* **Aim of the exercise**
Look for "completely" in each line of the entries, and return the matching lines.

* **Data section**
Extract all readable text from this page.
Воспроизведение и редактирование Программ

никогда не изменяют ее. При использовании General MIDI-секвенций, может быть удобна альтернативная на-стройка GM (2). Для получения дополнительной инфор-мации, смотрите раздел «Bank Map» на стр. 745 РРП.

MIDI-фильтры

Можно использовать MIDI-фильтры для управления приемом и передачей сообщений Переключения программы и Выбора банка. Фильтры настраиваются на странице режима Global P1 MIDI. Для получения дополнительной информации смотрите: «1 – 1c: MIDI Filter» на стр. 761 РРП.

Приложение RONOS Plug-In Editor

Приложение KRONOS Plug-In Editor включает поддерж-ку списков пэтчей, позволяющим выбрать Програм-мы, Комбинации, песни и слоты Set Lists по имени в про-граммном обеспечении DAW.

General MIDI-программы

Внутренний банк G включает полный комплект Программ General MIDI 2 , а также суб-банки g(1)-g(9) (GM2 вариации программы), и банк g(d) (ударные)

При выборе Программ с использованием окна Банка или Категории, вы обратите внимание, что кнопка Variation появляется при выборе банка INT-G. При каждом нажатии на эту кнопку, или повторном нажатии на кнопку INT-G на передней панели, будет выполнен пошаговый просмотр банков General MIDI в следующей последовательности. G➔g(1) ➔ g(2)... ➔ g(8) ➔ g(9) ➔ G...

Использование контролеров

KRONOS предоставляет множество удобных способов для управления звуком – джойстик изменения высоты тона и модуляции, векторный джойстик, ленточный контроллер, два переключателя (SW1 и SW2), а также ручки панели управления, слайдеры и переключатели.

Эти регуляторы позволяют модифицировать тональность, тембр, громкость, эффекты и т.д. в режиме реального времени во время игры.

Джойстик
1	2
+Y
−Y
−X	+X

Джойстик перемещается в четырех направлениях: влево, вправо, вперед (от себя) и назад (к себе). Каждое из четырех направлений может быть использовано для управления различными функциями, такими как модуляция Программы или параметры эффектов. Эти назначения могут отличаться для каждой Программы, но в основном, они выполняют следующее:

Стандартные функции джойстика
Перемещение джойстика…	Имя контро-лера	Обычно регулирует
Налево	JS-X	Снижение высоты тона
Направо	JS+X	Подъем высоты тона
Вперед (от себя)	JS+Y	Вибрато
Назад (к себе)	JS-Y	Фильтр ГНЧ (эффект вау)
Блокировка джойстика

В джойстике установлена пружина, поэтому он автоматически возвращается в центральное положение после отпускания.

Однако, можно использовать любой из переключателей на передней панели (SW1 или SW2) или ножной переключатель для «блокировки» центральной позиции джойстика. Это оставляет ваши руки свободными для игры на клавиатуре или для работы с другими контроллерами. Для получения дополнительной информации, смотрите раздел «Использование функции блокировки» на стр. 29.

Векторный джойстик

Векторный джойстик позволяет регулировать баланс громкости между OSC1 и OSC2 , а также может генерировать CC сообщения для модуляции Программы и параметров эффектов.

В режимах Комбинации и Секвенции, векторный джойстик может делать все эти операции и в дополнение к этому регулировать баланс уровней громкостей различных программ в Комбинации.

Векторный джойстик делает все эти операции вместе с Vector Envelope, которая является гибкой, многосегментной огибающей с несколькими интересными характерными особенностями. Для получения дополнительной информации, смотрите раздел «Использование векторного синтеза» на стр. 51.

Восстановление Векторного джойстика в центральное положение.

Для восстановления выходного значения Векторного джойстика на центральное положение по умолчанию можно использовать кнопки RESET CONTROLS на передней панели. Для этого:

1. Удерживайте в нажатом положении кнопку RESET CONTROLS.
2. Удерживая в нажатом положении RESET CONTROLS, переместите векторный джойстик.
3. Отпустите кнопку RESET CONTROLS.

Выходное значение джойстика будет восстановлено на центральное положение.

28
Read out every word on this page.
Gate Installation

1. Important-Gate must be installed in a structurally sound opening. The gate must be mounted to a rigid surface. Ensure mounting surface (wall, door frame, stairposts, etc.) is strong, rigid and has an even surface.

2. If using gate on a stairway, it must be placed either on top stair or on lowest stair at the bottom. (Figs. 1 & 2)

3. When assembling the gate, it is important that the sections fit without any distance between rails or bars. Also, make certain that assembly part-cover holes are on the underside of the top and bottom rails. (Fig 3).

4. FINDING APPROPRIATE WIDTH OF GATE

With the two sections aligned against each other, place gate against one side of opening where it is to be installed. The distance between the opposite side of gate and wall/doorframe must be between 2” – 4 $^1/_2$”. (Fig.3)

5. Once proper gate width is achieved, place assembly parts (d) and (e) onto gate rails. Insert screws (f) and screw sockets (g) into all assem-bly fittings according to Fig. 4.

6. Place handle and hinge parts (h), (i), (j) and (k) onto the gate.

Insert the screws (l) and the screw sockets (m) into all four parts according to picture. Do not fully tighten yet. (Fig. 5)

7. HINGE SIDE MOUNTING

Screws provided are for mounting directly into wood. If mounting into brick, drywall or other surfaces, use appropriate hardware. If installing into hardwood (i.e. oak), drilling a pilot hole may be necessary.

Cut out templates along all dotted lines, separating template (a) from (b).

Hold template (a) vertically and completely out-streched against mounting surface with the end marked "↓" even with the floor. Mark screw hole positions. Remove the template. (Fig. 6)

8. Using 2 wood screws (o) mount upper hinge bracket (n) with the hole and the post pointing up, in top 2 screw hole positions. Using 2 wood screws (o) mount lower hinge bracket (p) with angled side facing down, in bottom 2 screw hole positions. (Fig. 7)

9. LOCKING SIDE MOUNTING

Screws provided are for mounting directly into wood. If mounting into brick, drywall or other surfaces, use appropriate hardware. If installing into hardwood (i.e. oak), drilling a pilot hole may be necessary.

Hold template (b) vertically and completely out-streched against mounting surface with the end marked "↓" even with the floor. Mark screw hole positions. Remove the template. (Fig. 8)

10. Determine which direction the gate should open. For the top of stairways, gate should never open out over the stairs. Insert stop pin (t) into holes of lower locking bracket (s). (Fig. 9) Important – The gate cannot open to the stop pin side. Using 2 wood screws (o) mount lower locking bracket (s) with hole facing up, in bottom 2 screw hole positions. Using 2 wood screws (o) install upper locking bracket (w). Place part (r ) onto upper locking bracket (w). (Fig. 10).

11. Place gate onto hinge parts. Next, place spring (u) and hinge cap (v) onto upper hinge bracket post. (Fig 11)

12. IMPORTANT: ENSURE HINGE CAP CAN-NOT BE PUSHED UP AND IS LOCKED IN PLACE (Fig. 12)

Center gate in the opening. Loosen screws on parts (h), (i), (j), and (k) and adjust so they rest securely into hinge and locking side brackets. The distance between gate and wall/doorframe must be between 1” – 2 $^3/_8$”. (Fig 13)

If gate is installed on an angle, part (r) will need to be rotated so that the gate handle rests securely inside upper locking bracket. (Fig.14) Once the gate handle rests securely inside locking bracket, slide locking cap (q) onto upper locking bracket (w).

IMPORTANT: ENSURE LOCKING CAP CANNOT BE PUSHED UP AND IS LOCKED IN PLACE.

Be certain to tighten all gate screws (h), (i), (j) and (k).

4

* **Solution for this task**
Hold template (a) vertically and completely out-streched against mounting surface with the end marked "↓" even with the floor. Mark screw hole positions. Remove the template. (Fig. 6)
Hold template (b) vertically and completely out-streched against mounting surface with the end marked "↓" even with the floor. Mark screw hole positions. Remove the template. (Fig. 8)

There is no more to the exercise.